• _Material for this exercise_
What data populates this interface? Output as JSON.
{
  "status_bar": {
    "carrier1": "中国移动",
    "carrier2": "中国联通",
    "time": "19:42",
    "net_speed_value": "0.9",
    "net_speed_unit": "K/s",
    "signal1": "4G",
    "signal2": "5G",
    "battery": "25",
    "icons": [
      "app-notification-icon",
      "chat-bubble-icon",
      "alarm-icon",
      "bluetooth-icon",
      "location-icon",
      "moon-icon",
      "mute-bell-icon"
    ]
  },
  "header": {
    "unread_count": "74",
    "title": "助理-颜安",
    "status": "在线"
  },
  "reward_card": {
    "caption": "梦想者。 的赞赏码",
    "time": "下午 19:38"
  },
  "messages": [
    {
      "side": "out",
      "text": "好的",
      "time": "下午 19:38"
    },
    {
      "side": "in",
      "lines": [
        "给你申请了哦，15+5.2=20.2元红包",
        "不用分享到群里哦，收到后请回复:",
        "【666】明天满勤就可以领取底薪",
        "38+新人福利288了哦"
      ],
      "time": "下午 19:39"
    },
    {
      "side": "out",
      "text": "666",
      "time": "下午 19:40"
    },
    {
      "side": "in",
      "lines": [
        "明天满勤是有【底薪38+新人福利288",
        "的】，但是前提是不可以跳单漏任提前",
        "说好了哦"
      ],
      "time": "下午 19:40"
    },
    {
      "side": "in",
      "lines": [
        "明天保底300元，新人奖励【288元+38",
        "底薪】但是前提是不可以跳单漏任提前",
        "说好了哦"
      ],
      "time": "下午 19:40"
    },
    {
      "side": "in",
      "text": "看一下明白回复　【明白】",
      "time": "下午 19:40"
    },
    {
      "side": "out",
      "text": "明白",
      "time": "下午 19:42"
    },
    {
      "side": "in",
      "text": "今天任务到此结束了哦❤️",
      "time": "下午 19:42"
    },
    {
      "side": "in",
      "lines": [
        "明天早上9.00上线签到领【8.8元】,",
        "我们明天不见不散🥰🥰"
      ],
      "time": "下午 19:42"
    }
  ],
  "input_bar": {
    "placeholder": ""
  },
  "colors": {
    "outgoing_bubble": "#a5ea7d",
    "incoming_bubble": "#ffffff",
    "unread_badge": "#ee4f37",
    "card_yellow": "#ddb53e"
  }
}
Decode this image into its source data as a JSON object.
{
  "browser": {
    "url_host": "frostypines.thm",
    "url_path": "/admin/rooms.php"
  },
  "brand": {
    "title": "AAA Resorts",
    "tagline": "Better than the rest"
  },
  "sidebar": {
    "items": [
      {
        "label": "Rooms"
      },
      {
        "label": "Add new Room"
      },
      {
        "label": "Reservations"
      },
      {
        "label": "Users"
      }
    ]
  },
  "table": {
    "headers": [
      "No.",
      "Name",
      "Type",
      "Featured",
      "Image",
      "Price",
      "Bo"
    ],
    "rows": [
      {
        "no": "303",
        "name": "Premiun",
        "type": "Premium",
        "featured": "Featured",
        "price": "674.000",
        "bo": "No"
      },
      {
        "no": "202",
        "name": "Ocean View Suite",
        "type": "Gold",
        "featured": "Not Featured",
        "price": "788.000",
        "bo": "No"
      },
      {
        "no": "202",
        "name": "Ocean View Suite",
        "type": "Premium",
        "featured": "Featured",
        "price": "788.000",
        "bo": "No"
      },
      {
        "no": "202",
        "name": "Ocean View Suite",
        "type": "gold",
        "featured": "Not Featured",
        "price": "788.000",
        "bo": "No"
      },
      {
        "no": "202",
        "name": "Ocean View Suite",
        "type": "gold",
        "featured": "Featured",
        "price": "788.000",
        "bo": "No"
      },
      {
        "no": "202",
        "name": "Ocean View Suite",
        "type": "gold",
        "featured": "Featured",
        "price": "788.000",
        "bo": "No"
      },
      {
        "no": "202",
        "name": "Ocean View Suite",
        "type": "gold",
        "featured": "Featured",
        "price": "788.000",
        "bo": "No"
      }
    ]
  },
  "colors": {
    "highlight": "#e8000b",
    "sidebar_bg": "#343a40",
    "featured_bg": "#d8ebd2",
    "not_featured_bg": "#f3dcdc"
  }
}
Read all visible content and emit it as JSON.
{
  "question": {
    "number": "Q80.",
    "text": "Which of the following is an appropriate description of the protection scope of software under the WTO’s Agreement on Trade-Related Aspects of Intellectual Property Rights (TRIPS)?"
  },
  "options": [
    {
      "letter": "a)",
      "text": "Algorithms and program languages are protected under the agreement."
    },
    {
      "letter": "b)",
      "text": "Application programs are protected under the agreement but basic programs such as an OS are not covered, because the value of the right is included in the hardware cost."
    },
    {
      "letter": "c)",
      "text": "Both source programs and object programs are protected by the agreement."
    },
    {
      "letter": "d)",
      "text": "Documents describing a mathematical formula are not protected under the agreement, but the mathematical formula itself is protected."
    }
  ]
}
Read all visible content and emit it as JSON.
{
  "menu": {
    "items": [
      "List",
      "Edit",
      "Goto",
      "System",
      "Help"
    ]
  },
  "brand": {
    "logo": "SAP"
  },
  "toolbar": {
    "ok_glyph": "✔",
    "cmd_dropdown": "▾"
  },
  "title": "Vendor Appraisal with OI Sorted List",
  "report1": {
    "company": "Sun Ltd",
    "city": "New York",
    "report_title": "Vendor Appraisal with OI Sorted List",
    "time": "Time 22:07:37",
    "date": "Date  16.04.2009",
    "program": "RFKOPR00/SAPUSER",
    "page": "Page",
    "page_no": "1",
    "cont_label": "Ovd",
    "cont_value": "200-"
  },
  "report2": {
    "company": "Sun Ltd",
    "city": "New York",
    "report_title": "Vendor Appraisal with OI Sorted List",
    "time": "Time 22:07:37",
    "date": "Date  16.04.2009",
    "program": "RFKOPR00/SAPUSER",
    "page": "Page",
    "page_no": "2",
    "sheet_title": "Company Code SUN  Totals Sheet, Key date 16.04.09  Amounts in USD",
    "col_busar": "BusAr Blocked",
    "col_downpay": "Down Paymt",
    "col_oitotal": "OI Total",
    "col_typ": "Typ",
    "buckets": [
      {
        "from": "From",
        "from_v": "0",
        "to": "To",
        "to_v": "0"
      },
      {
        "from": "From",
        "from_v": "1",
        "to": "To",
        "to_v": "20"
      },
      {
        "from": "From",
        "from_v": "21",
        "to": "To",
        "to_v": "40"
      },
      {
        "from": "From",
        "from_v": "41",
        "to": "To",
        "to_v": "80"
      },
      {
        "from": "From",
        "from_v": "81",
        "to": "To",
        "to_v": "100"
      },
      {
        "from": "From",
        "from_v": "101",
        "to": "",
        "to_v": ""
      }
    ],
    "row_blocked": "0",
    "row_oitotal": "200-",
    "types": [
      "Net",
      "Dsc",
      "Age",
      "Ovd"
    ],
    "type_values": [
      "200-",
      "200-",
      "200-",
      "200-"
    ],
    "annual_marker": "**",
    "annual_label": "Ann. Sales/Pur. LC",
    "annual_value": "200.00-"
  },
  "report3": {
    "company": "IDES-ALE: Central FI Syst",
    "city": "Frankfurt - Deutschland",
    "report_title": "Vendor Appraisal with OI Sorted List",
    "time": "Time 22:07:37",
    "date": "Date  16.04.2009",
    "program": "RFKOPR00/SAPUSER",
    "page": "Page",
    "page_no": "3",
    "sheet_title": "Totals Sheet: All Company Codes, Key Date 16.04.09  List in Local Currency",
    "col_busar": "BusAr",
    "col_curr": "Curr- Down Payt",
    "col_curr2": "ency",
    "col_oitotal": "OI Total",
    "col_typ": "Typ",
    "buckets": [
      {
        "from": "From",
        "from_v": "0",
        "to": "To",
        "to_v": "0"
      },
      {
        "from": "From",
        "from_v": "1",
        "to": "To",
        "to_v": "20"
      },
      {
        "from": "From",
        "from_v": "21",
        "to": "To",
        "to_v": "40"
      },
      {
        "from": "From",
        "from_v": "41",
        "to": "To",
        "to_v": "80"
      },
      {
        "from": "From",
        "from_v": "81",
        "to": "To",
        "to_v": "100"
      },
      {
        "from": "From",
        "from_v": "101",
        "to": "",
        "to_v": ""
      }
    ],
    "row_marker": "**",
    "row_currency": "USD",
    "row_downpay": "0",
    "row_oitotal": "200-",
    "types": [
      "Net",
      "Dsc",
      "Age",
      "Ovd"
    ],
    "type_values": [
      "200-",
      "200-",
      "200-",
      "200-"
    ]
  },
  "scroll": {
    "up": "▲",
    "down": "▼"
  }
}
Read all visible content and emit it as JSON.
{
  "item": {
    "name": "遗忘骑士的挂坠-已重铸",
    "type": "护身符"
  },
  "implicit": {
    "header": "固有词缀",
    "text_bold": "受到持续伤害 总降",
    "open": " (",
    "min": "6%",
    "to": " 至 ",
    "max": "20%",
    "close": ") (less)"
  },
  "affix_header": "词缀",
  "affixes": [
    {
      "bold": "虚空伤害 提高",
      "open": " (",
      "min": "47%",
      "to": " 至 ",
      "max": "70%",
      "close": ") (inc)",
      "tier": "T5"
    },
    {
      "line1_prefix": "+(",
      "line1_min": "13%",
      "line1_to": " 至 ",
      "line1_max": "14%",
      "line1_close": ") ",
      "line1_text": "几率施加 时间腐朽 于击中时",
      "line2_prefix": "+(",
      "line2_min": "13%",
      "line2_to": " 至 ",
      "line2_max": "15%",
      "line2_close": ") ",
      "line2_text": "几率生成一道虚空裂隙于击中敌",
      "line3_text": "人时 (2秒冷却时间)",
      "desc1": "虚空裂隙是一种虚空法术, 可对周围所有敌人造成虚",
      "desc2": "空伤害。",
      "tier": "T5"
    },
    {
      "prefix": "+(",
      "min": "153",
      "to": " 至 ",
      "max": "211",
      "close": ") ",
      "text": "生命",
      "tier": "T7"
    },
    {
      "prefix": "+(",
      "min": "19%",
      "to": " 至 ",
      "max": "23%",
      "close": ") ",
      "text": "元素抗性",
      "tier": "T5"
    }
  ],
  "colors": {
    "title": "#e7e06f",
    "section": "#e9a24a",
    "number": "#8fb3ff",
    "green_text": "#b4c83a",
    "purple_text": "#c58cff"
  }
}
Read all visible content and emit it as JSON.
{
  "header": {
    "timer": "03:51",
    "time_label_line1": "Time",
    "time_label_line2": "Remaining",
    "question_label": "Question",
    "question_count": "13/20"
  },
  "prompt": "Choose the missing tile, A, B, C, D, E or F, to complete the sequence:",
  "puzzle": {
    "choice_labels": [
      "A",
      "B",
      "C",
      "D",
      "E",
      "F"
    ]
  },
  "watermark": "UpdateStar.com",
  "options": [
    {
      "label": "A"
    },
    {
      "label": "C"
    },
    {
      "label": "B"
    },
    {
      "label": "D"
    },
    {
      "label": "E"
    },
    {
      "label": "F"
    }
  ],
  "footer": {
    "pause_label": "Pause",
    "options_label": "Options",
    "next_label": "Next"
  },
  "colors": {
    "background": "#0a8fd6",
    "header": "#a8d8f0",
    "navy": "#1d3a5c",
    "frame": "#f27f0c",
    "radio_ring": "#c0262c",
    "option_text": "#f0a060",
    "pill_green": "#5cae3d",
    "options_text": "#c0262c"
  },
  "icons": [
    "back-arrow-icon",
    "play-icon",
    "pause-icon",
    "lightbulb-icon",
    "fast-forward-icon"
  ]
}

• _What to produce_
Among the lines of the material, find those that hold the word "under" and copy them.

• _Expected output_
    "text": "Which of the following is an appropriate description of the protection scope of software under the WTO’s Agreement on Trade-Related Aspects of Intellectual Property Rights (TRIPS)?"
      "text": "Algorithms and program languages are protected under the agreement."
      "text": "Application programs are protected under the agreement but basic programs such as an OS are not covered, because the value of the right is included in the hardware cost."
      "text": "Documents describing a mathematical formula are not protected under the agreement, but the mathematical formula itself is protected."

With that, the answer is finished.